What you are asked to do: In the listing that follows, count each line where the word "municipality" appears; write nothing but the count.

[start]

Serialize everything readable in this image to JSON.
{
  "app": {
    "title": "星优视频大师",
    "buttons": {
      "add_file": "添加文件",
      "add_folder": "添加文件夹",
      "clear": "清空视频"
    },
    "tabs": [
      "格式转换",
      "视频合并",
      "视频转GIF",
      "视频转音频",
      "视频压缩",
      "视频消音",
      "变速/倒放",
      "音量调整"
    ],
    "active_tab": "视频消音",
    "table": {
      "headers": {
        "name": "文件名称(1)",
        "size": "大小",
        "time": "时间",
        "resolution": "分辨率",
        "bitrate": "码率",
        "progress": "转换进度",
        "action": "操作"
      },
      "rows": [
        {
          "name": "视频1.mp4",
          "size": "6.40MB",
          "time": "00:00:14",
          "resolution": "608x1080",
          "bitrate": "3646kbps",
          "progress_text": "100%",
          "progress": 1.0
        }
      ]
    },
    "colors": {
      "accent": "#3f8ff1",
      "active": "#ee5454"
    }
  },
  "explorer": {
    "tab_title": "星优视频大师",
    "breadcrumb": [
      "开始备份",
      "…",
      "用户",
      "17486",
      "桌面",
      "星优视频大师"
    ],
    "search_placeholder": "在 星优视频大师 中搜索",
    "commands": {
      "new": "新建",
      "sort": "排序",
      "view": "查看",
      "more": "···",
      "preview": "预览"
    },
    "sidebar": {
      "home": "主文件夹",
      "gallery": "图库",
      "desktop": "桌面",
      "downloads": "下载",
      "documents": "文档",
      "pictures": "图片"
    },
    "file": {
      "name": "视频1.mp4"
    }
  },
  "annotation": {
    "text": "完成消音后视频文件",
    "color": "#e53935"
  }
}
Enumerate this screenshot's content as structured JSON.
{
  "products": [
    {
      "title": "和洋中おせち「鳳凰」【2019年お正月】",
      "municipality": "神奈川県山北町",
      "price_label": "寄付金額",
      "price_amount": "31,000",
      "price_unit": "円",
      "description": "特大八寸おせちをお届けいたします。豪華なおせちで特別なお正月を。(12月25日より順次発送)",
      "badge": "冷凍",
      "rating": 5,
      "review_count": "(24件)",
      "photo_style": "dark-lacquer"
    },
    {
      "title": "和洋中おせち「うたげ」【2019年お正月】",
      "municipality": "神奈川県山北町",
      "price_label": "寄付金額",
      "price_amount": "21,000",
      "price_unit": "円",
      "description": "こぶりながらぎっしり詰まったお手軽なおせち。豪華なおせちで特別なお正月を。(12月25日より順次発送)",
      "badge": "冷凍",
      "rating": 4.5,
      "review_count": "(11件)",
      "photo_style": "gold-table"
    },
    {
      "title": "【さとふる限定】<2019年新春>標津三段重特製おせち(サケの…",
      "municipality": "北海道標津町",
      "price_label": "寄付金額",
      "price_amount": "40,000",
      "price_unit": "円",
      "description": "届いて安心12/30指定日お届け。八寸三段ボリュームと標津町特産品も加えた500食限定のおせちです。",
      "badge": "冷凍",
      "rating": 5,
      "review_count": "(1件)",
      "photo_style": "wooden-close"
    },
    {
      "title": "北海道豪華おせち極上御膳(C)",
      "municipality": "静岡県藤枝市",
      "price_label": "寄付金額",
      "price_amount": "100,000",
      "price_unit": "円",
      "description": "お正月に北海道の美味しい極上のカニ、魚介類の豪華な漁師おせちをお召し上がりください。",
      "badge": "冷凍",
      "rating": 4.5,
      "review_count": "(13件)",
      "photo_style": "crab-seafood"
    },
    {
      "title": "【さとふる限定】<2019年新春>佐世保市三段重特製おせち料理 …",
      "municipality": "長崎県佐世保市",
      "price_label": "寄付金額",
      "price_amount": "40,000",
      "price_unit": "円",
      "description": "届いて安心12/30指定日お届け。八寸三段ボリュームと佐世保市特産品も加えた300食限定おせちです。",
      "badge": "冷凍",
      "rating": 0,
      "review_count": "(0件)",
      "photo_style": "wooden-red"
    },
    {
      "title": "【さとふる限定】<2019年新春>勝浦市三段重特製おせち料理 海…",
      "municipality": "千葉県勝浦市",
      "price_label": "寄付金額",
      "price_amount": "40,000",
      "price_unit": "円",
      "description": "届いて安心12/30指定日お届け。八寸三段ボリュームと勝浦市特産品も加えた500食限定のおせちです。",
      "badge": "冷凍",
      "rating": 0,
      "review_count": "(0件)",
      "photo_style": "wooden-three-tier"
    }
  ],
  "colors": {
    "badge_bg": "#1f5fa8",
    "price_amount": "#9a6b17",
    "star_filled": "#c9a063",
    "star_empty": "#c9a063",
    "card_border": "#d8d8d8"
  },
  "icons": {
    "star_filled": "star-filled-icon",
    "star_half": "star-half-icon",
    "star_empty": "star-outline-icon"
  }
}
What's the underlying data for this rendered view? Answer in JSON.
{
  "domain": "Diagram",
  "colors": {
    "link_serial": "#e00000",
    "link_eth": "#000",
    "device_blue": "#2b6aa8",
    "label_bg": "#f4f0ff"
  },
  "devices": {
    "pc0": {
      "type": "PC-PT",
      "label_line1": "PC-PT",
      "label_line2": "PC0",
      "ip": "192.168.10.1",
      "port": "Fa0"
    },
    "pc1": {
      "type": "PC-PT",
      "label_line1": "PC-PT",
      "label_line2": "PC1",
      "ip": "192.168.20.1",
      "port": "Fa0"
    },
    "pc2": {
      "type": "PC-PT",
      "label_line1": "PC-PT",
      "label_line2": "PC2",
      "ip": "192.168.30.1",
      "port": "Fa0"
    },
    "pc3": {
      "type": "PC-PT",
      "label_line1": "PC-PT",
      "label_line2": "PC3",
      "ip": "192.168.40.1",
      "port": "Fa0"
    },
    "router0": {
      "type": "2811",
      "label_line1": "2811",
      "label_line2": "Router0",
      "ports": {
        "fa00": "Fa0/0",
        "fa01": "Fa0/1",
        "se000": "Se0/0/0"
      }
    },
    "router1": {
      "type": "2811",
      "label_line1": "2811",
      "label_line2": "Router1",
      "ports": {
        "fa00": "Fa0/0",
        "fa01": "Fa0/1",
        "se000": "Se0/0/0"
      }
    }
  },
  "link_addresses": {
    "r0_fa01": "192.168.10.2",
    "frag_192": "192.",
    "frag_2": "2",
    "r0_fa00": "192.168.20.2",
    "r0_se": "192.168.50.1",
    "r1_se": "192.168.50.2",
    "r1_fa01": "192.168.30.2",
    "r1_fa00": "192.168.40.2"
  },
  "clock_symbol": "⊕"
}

[end]

Result: 6